-------- INPUT FOR THIS TASK
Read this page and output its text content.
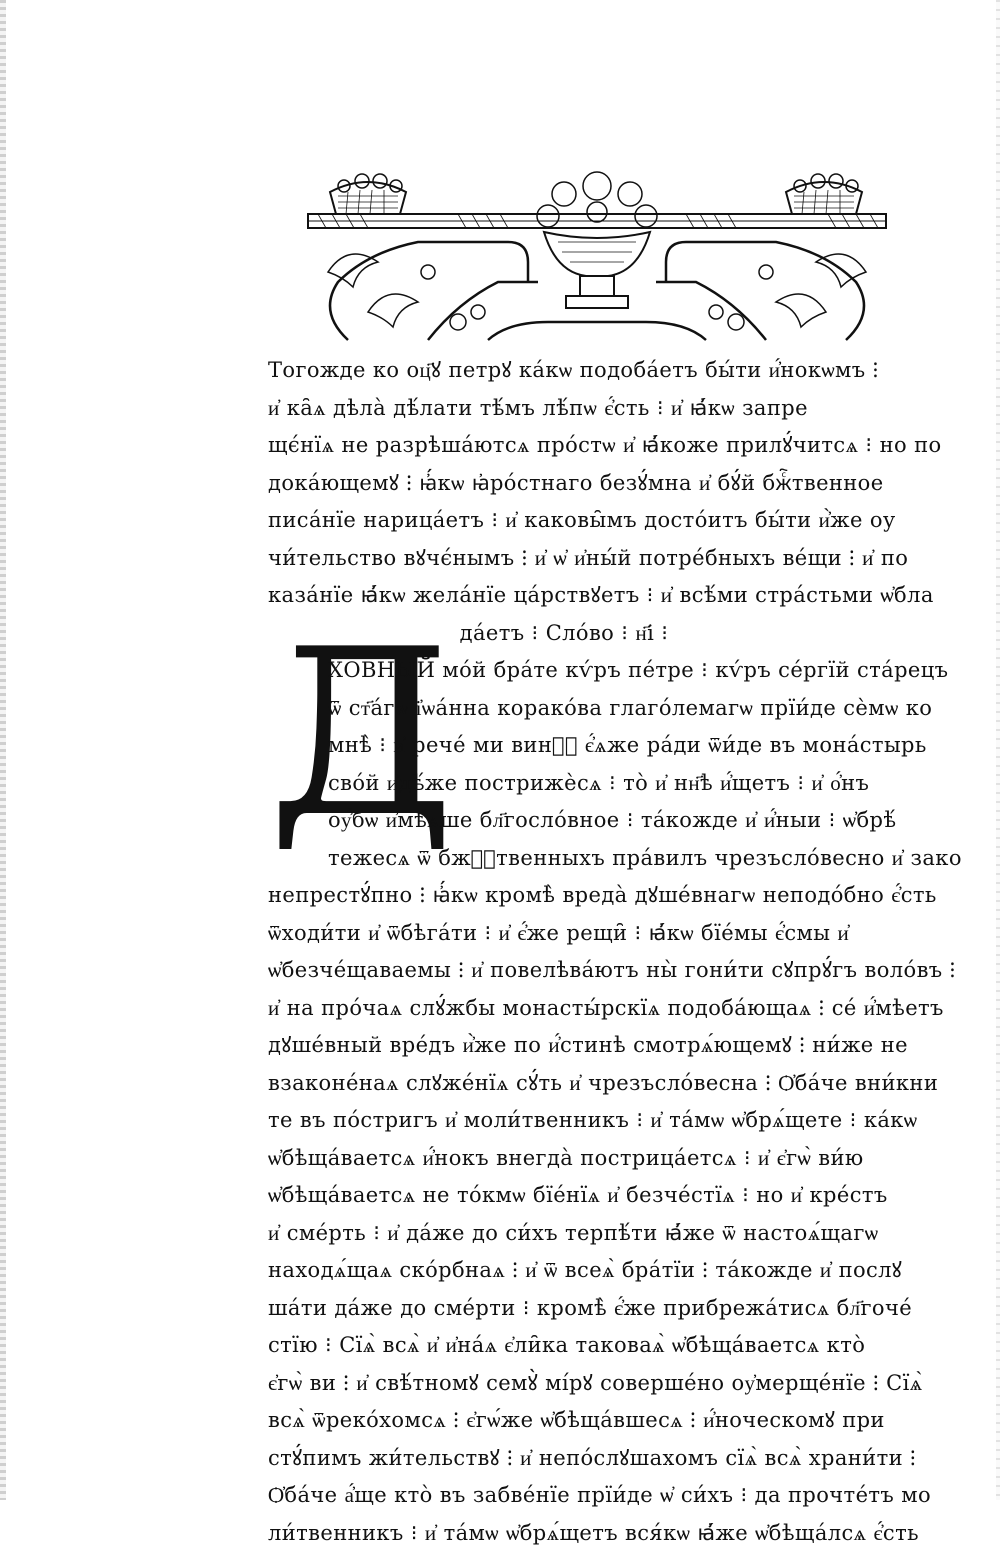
Д
Тогожде ко оц҃ꙋ петрꙋ ка́кѡ подоба́етъ бы́ти и҆́нокѡмъ ⁝
и҆ ка̑ѧ дѣла̀ дѣ́лати тѣ́мъ лѣ́пѡ є҆́сть ⁝ и҆ ꙗ҆́кѡ запре
щє́нїѧ не разрѣша́ютсѧ про́стѡ и҆ ꙗ҆́коже прилꙋ́читсѧ ⁝ но по
дока́ющемꙋ ⁝ ꙗ҆́кѡ ꙗ҆ро́стнаго безꙋ́мна и҆ бꙋ́й бжⷭ҇твенное
писа́нїе нарица́етъ ⁝ и҆ каковы̑мъ досто́итъ бы́ти и҆̀же оу
чи́тельство вꙋчє́нымъ ⁝ и҆ ѡ҆ и҆ны́й потре́бныхъ ве́щи ⁝ и҆ по
каза́нїе ꙗ҆́кѡ жела́нїе ца́рствꙋетъ ⁝ и҆ всѣ́ми стра́стьми ѡ҆бла
да́етъ ⁝ Сло́во ⁝ н҃і ⁝
ХОВНЫЙ мо́й бра́те кѵ́ръ пе́тре ⁝ кѵ́ръ се́ргїй ста́рецъ
ѿ ст҃а́гѡ і҆ѡа́нна корако́ва глаго́лемагѡ прїи́де сѐмѡ ко
мнѣ̀ ⁝ и҆ рече́ ми вин꙽ꙋ є҆́ѧже ра́ди ѿи́де въ мона́стырь
сво́й и҆дѣ́же пострижѐсѧ ⁝ то̀ и҆ нн҃ѣ и҆́щетъ ⁝ и҆ о҆́нъ
оу҆́бѡ и҆мѣ́ѧше бл҃госло́вное ⁝ та́кожде и҆ и҆́ныи ⁝ ѡ҆брѣ́
тежесѧ ѿ бжⷭ҇твенныхъ пра́вилъ чрезъсло́весно и҆ зако
непрестꙋ́пно ⁝ ꙗ҆́кѡ кромѣ̀ вреда̀ дꙋше́внагѡ неподо́бно є҆́сть
ѿходи́ти и҆ ѿбѣга́ти ⁝ и҆ є҆́же рещи̑ ⁝ ꙗ҆́кѡ бїе́мы є҆́смы и҆
ѡ҆безче́щаваемы ⁝ и҆ повелѣва́ютъ ны̀ гони́ти сꙋпрꙋ́гъ воло́въ ⁝
и҆ на про́чаѧ слꙋ́жбы монасты́рскїѧ подоба́ющаѧ ⁝ се́ и҆́мѣетъ
дꙋше́вный вре́дъ и҆̀же по и҆́стинѣ смотрѧ́ющемꙋ ⁝ ни́же не
взаконе́наѧ слꙋже́нїѧ сꙋ́ть и҆ чрезъсло́весна ⁝ Ѻ҆ба́че вни́кни
те въ по́стригъ и҆ моли́твенникъ ⁝ и҆ та́мѡ ѡ҆брѧ́щете ⁝ ка́кѡ
ѡ҆бѣща́ваетсѧ и҆́нокъ внегда̀ пострица́етсѧ ⁝ и҆ є҆гѡ̀ ви́ю
ѡ҆бѣща́ваетсѧ не то́кмѡ бїе́нїѧ и҆ безче́стїѧ ⁝ но и҆ кре́стъ
и҆ сме́рть ⁝ и҆ да́же до си́хъ терпѣ́ти ꙗ҆́же ѿ настоѧ́щагѡ
находѧ́щаѧ ско́рбнаѧ ⁝ и҆ ѿ всеѧ̀ бра́тїи ⁝ та́кожде и҆ послꙋ
ша́ти да́же до сме́рти ⁝ кромѣ̀ є҆́же прибрежа́тисѧ бл҃гоче́
стїю ⁝ Сїѧ̀ всѧ̀ и҆ и҆на́ѧ є҆ли̑ка таковаѧ̀ ѡ҆бѣща́ваетсѧ кто̀
є҆гѡ̀ ви ⁝ и҆ свѣ́тномꙋ семꙋ̀ мі́рꙋ соверше́но оу҆мерще́нїе ⁝ Сїѧ̀
всѧ̀ ѿреко́хомсѧ ⁝ є҆гѡ́же ѡ҆бѣща́вшесѧ ⁝ и҆́ноческомꙋ при
стꙋ́пимъ жи́тельствꙋ ⁝ и҆ непо́слꙋшахомъ сїѧ̀ всѧ̀ храни́ти ⁝
Ѻ҆ба́че а҆́ще кто̀ въ забве́нїе прїи́де ѡ҆ си́хъ ⁝ да прочте́тъ мо
ли́твенникъ ⁝ и҆ та́мѡ ѡ҆брѧ́щетъ вся́кѡ ꙗ҆́же ѡ҆бѣща́лсѧ є҆́сть
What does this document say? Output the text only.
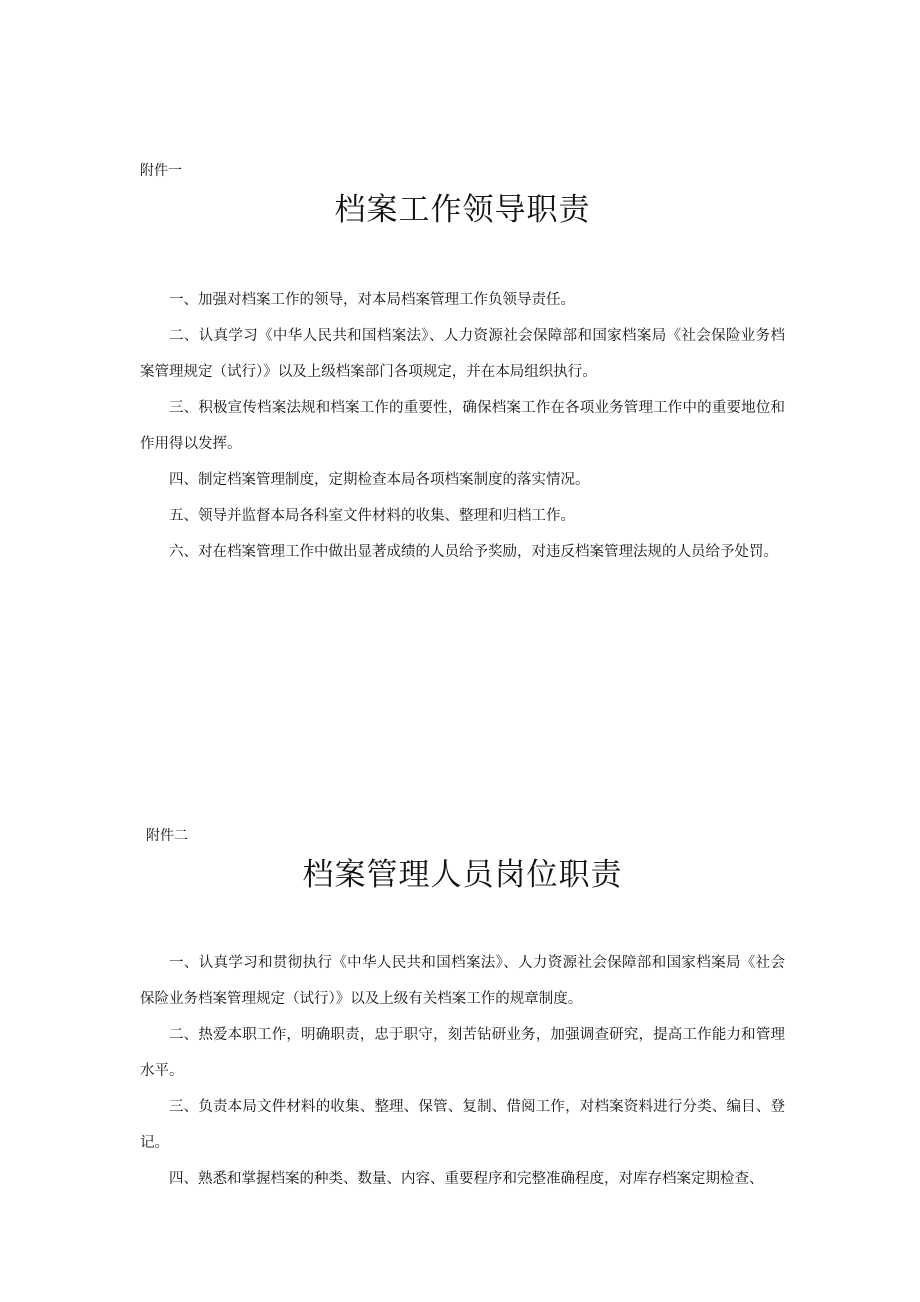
附件一

档案工作领导职责

一、加强对档案工作的领导，对本局档案管理工作负领导责任。

二、认真学习《中华人民共和国档案法》、人力资源社会保障部和国家档案局《社会保险业务档案管理规定（试行）》以及上级档案部门各项规定，并在本局组织执行。

三、积极宣传档案法规和档案工作的重要性，确保档案工作在各项业务管理工作中的重要地位和作用得以发挥。

四、制定档案管理制度，定期检查本局各项档案制度的落实情况。

五、领导并监督本局各科室文件材料的收集、整理和归档工作。

六、对在档案管理工作中做出显著成绩的人员给予奖励，对违反档案管理法规的人员给予处罚。

附件二

档案管理人员岗位职责

一、认真学习和贯彻执行《中华人民共和国档案法》、人力资源社会保障部和国家档案局《社会保险业务档案管理规定（试行）》以及上级有关档案工作的规章制度。

二、热爱本职工作，明确职责，忠于职守，刻苦钻研业务，加强调查研究，提高工作能力和管理水平。

三、负责本局文件材料的收集、整理、保管、复制、借阅工作，对档案资料进行分类、编目、登记。

四、熟悉和掌握档案的种类、数量、内容、重要程序和完整准确程度，对库存档案定期检查、
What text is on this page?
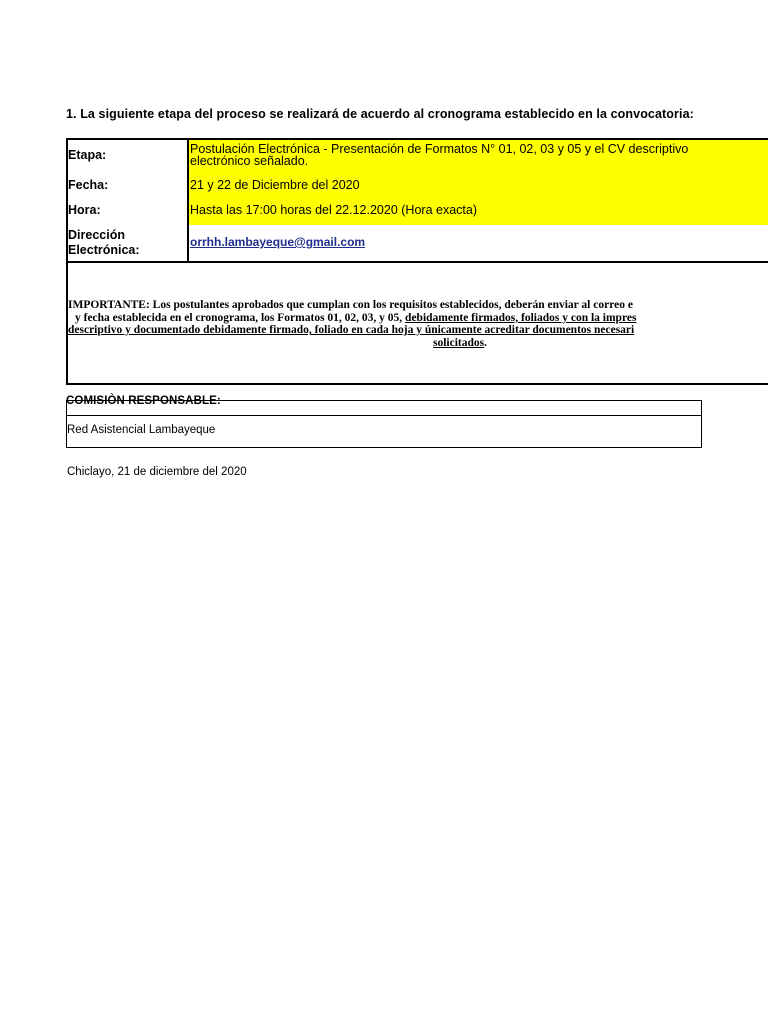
1. La siguiente etapa del proceso se realizará de acuerdo al cronograma establecido en la convocatoria:
Etapa:	Postulación Electrónica - Presentación de Formatos N° 01, 02, 03 y 05 y el CV descriptivo
electrónico señalado.
Fecha:	21 y 22 de Diciembre del 2020
Hora:	Hasta las 17:00 horas del 22.12.2020 (Hora exacta)
Dirección
Electrónica:
orrhh.lambayeque@gmail.com
IMPORTANTE: Los postulantes aprobados que cumplan con los requisitos establecidos, deberán enviar al correo e
y fecha establecida en el cronograma, los Formatos 01, 02, 03, y 05, debidamente firmados, foliados y con la impres
descriptivo y documentado debidamente firmado, foliado en cada hoja y únicamente acreditar documentos necesari
solicitados.
COMISIÒN RESPONSABLE:
Red Asistencial Lambayeque
Chiclayo, 21 de diciembre del 2020
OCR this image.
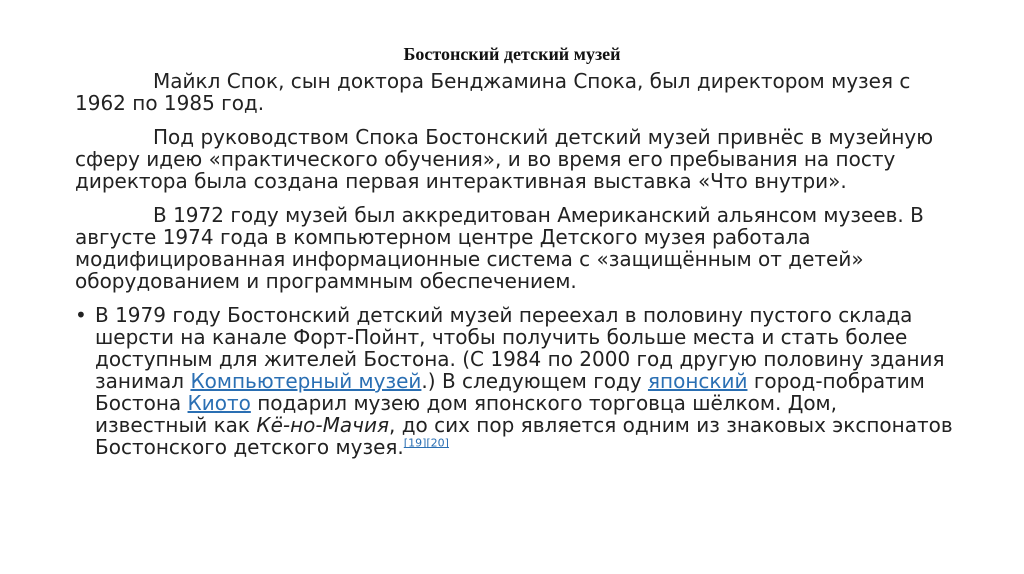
Бостонский детский музей

Майкл Спок, сын доктора Бенджамина Спока, был директором музея с 1962 по 1985 год.

Под руководством Спока Бостонский детский музей привнёс в музейную сферу идею «практического обучения», и во время его пребывания на посту директора была создана первая интерактивная выставка «Что внутри».

В 1972 году музей был аккредитован Американский альянсом музеев. В августе 1974 года в компьютерном центре Детского музея работала модифицированная информационные система с «защищённым от детей» оборудованием и программным обеспечением.

• В 1979 году Бостонский детский музей переехал в половину пустого склада шерсти на канале Форт-Пойнт, чтобы получить больше места и стать более доступным для жителей Бостона. (С 1984 по 2000 год другую половину здания занимал Компьютерный музей.) В следующем году японский город-побратим Бостона Киото подарил музею дом японского торговца шёлком. Дом, известный как Кё-но-Мачия, до сих пор является одним из знаковых экспонатов Бостонского детского музея.[19][20]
----------------
EXERCISE TASK: Copy the material above in full and exactly, skipping pictures.

SOLUTION FOR THIS PROBLEM:
Read this page and output its text content.
Д
Тогожде ко оц҃ꙋ петрꙋ ка́кѡ подоба́етъ бы́ти и҆́нокѡмъ ⁝
и҆ ка̑ѧ дѣла̀ дѣ́лати тѣ́мъ лѣ́пѡ є҆́сть ⁝ и҆ ꙗ҆́кѡ запре
щє́нїѧ не разрѣша́ютсѧ про́стѡ и҆ ꙗ҆́коже прилꙋ́читсѧ ⁝ но по
дока́ющемꙋ ⁝ ꙗ҆́кѡ ꙗ҆ро́стнаго безꙋ́мна и҆ бꙋ́й бжⷭ҇твенное
писа́нїе нарица́етъ ⁝ и҆ каковы̑мъ досто́итъ бы́ти и҆̀же оу
чи́тельство вꙋчє́нымъ ⁝ и҆ ѡ҆ и҆ны́й потре́бныхъ ве́щи ⁝ и҆ по
каза́нїе ꙗ҆́кѡ жела́нїе ца́рствꙋетъ ⁝ и҆ всѣ́ми стра́стьми ѡ҆бла
да́етъ ⁝ Сло́во ⁝ н҃і ⁝
ХОВНЫЙ мо́й бра́те кѵ́ръ пе́тре ⁝ кѵ́ръ се́ргїй ста́рецъ
ѿ ст҃а́гѡ і҆ѡа́нна корако́ва глаго́лемагѡ прїи́де сѐмѡ ко
мнѣ̀ ⁝ и҆ рече́ ми вин꙽ꙋ є҆́ѧже ра́ди ѿи́де въ мона́стырь
сво́й и҆дѣ́же пострижѐсѧ ⁝ то̀ и҆ нн҃ѣ и҆́щетъ ⁝ и҆ о҆́нъ
оу҆́бѡ и҆мѣ́ѧше бл҃госло́вное ⁝ та́кожде и҆ и҆́ныи ⁝ ѡ҆брѣ́
тежесѧ ѿ бжⷭ҇твенныхъ пра́вилъ чрезъсло́весно и҆ зако
непрестꙋ́пно ⁝ ꙗ҆́кѡ кромѣ̀ вреда̀ дꙋше́внагѡ неподо́бно є҆́сть
ѿходи́ти и҆ ѿбѣга́ти ⁝ и҆ є҆́же рещи̑ ⁝ ꙗ҆́кѡ бїе́мы є҆́смы и҆
ѡ҆безче́щаваемы ⁝ и҆ повелѣва́ютъ ны̀ гони́ти сꙋпрꙋ́гъ воло́въ ⁝
и҆ на про́чаѧ слꙋ́жбы монасты́рскїѧ подоба́ющаѧ ⁝ се́ и҆́мѣетъ
дꙋше́вный вре́дъ и҆̀же по и҆́стинѣ смотрѧ́ющемꙋ ⁝ ни́же не
взаконе́наѧ слꙋже́нїѧ сꙋ́ть и҆ чрезъсло́весна ⁝ Ѻ҆ба́че вни́кни
те въ по́стригъ и҆ моли́твенникъ ⁝ и҆ та́мѡ ѡ҆брѧ́щете ⁝ ка́кѡ
ѡ҆бѣща́ваетсѧ и҆́нокъ внегда̀ пострица́етсѧ ⁝ и҆ є҆гѡ̀ ви́ю
ѡ҆бѣща́ваетсѧ не то́кмѡ бїе́нїѧ и҆ безче́стїѧ ⁝ но и҆ кре́стъ
и҆ сме́рть ⁝ и҆ да́же до си́хъ терпѣ́ти ꙗ҆́же ѿ настоѧ́щагѡ
находѧ́щаѧ ско́рбнаѧ ⁝ и҆ ѿ всеѧ̀ бра́тїи ⁝ та́кожде и҆ послꙋ
ша́ти да́же до сме́рти ⁝ кромѣ̀ є҆́же прибрежа́тисѧ бл҃гоче́
стїю ⁝ Сїѧ̀ всѧ̀ и҆ и҆на́ѧ є҆ли̑ка таковаѧ̀ ѡ҆бѣща́ваетсѧ кто̀
є҆гѡ̀ ви ⁝ и҆ свѣ́тномꙋ семꙋ̀ мі́рꙋ соверше́но оу҆мерще́нїе ⁝ Сїѧ̀
всѧ̀ ѿреко́хомсѧ ⁝ є҆гѡ́же ѡ҆бѣща́вшесѧ ⁝ и҆́ноческомꙋ при
стꙋ́пимъ жи́тельствꙋ ⁝ и҆ непо́слꙋшахомъ сїѧ̀ всѧ̀ храни́ти ⁝
Ѻ҆ба́че а҆́ще кто̀ въ забве́нїе прїи́де ѡ҆ си́хъ ⁝ да прочте́тъ мо
ли́твенникъ ⁝ и҆ та́мѡ ѡ҆брѧ́щетъ вся́кѡ ꙗ҆́же ѡ҆бѣща́лсѧ є҆́сть
What does this document say? Output the text only.
附件一

档案工作领导职责

一、加强对档案工作的领导，对本局档案管理工作负领导责任。

二、认真学习《中华人民共和国档案法》、人力资源社会保障部和国家档案局《社会保险业务档案管理规定（试行）》以及上级档案部门各项规定，并在本局组织执行。

三、积极宣传档案法规和档案工作的重要性，确保档案工作在各项业务管理工作中的重要地位和作用得以发挥。

四、制定档案管理制度，定期检查本局各项档案制度的落实情况。

五、领导并监督本局各科室文件材料的收集、整理和归档工作。

六、对在档案管理工作中做出显著成绩的人员给予奖励，对违反档案管理法规的人员给予处罚。

附件二

档案管理人员岗位职责

一、认真学习和贯彻执行《中华人民共和国档案法》、人力资源社会保障部和国家档案局《社会保险业务档案管理规定（试行）》以及上级有关档案工作的规章制度。

二、热爱本职工作，明确职责，忠于职守，刻苦钻研业务，加强调查研究，提高工作能力和管理水平。

三、负责本局文件材料的收集、整理、保管、复制、借阅工作，对档案资料进行分类、编目、登记。

四、熟悉和掌握档案的种类、数量、内容、重要程序和完整准确程度，对库存档案定期检查、
What text is on this page?
1. La siguiente etapa del proceso se realizará de acuerdo al cronograma establecido en la convocatoria:
Etapa:	Postulación Electrónica - Presentación de Formatos N° 01, 02, 03 y 05 y el CV descriptivo
electrónico señalado.
Fecha:	21 y 22 de Diciembre del 2020
Hora:	Hasta las 17:00 horas del 22.12.2020 (Hora exacta)
Dirección
Electrónica:
orrhh.lambayeque@gmail.com
IMPORTANTE: Los postulantes aprobados que cumplan con los requisitos establecidos, deberán enviar al correo e
y fecha establecida en el cronograma, los Formatos 01, 02, 03, y 05, debidamente firmados, foliados y con la impres
descriptivo y documentado debidamente firmado, foliado en cada hoja y únicamente acreditar documentos necesari
solicitados.
COMISIÒN RESPONSABLE:
Red Asistencial Lambayeque
Chiclayo, 21 de diciembre del 2020
OCR this image.
Бостонский детский музей

Майкл Спок, сын доктора Бенджамина Спока, был директором музея с 1962 по 1985 год.

Под руководством Спока Бостонский детский музей привнёс в музейную сферу идею «практического обучения», и во время его пребывания на посту директора была создана первая интерактивная выставка «Что внутри».

В 1972 году музей был аккредитован Американский альянсом музеев. В августе 1974 года в компьютерном центре Детского музея работала модифицированная информационные система с «защищённым от детей» оборудованием и программным обеспечением.

• В 1979 году Бостонский детский музей переехал в половину пустого склада шерсти на канале Форт-Пойнт, чтобы получить больше места и стать более доступным для жителей Бостона. (С 1984 по 2000 год другую половину здания занимал Компьютерный музей.) В следующем году японский город-побратим Бостона Киото подарил музею дом японского торговца шёлком. Дом, известный как Кё-но-Мачия, до сих пор является одним из знаковых экспонатов Бостонского детского музея.[19][20]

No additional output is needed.